• [WHAT YOU WILL DO]: From the records below, pull each line that has "dass".

• [DATA IN THIS EXERCISE]:
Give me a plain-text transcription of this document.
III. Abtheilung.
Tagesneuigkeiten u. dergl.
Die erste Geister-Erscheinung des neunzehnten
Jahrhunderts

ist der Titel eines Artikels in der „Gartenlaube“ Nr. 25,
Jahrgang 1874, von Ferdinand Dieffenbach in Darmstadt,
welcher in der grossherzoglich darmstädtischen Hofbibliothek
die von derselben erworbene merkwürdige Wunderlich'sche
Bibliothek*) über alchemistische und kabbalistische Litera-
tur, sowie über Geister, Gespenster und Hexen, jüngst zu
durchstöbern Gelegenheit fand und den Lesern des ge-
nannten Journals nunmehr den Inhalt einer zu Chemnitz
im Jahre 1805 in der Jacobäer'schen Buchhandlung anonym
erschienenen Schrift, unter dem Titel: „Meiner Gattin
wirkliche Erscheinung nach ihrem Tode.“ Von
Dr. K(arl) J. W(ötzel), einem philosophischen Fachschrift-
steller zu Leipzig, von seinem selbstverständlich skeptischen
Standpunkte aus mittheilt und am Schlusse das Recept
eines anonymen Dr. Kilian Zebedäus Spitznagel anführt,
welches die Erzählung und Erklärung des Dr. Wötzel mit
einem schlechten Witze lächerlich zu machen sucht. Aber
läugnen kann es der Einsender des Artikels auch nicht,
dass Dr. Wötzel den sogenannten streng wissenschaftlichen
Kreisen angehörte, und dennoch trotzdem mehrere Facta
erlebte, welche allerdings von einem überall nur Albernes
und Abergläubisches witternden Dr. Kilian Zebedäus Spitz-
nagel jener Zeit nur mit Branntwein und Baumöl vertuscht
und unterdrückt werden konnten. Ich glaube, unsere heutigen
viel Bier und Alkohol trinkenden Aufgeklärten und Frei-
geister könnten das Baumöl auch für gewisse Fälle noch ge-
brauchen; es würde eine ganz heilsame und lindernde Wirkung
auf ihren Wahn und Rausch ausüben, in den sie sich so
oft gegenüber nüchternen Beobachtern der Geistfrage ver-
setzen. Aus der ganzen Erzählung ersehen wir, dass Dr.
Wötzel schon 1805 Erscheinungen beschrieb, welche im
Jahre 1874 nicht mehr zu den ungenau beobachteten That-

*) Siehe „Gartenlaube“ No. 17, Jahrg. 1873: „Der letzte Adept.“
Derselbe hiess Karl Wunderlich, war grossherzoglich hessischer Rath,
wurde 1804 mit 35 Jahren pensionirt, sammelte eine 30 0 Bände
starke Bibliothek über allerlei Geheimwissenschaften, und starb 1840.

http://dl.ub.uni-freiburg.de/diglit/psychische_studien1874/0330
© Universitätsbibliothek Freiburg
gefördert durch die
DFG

• [EXERCISE SOLUTION]:
dass Dr. Wötzel den sogenannten streng wissenschaftlichen
setzen. Aus der ganzen Erzählung ersehen wir, dass Dr.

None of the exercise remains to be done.